▸ TEXT PASSAGE:
%%

This is the second of two weeks exploring the music and life of the great German master. Brahms’s love of Hungarian Gypsy music and folksongs allowed him to create music that speaks to our inner souls. Scholars think Brahms threw away more works than he published, so let us treasure the music we have from him.

Program 1

We ended last week with Brahms` German Requiem. This week we will continue with Brahms. Today`s hour will start with a piece written right around the time of the German Requiem: a Horn Trio in E-flat major for horn, violin and piano. Other pieces Bill will focus on today are the Liebeslieder Waltzes, the Piano Quartet no.3. and the first movement from Brahms` first symphony with the CSO and Solti.

All the text of the Liebeslieder is derived from folk material: from Russian, Polish and Hungarian folk songs.

Brahms started composing his Piano Quartet no.3. in 1855, when Robert Schumann was taken to the asylum. Brahms` love for Clara manifests itself in this music. Brahms revised the piece twenty years later.

His first symphony took a long time to compose. Robert and Clara Schumann knew the first time they heard Brahms play, that he was a symphonist, and that he would express himself the most through his symphonic music.

Brahms kept trying to find his symphonic voice. He started the first symphony in 1862, and didn`t finish it for 14 years.

Brahms: Horn Trio in E-flat Major, Op. 40, I & IV
Bloom, hn.; Tree, v.; Serkin, p.
Sony 46249

Brahms: Liebeslieder Waltzes, Op. 52 (excerpts)
soloists, Forsberg, p.
EMI 55430

Brahms: Piano Quartet No. 3 in c minor, Op. 60, III
Beaux Arts Trio; Trampler, vla.

%%

▸ GIVEN DATA:
%%

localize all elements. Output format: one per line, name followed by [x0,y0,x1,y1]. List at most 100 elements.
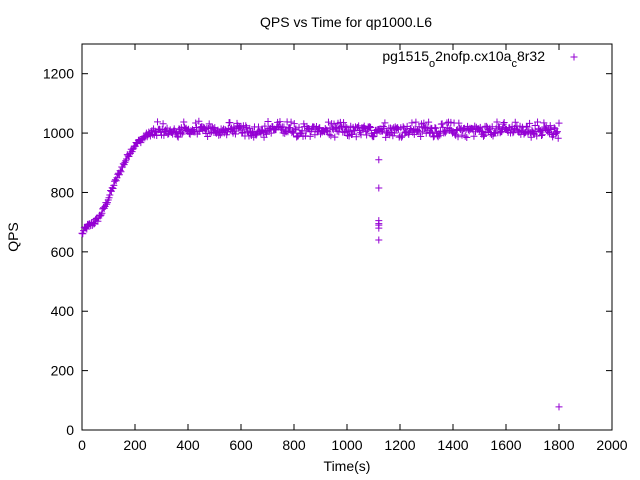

%%

▸ WRITTEN PROBLEM 1:
In the Brahms program notes, in what year did Brahms begin his first symphony?
▸ WRITTEN PROBLEM 2:
Reproduce the Brahms program notes from "Brahms kept trying" up to and including "soloists, Forsberg, p.".
▸ WRITTEN PROBLEM 3:
Write the next part of the Brahms program notes, picking up right after their last line.

▸ REPLY 1:
1862

▸ REPLY 2:
Brahms kept trying to find his symphonic voice. He started the first symphony in 1862, and didn`t finish it for 14 years.

Brahms: Horn Trio in E-flat Major, Op. 40, I & IV
Bloom, hn.; Tree, v.; Serkin, p.
Sony 46249

Brahms: Liebeslieder Waltzes, Op. 52 (excerpts)
soloists, Forsberg, p.

▸ REPLY 3:
Phil 454017

Brahms: Symphony No. 1 in c minor, Op. 68, I
Lon 430799


Program 2

Yesterday we ended with Brahms` first Symphony.  Today we will continue with the III. and IV. movements of Brahms` first Symphony. Then we will move on to his second Symphony in D major, which leads to the Sonata for Violin and Piano in G major, written just a year after his second Symphony. Our closing piece today will be a song called "An die Nactingal".

It seems like Brahms` whole life before writing his symphonic works was leading up to his symphonies. The first time he played for the Schumanns, they told him he was a symphonist. He performed  his Piano Sonata No.1. for them. Did he? Bill will tell us the story.

After finishing his first Symphony, the second one only took Brahms a year. Bill reads a letter Brahms wrote to Elizabeth von Herzogenberg about it.

Brahms` compositional style is extremely "economic": he uses motivic development as his compositional method, which means that he derives and developes all the musical material from the first few motives of the piece. The beautiful pastoral quality he uses also appears in another piece he composed a year later: his Sonata for Violin and Piano in G major.

The song "An die Nachtigal" shows us that Brahms had the ability to compose "his own folksongs"; melodies that sound like folk melodies, but are not derived from actual folk songs.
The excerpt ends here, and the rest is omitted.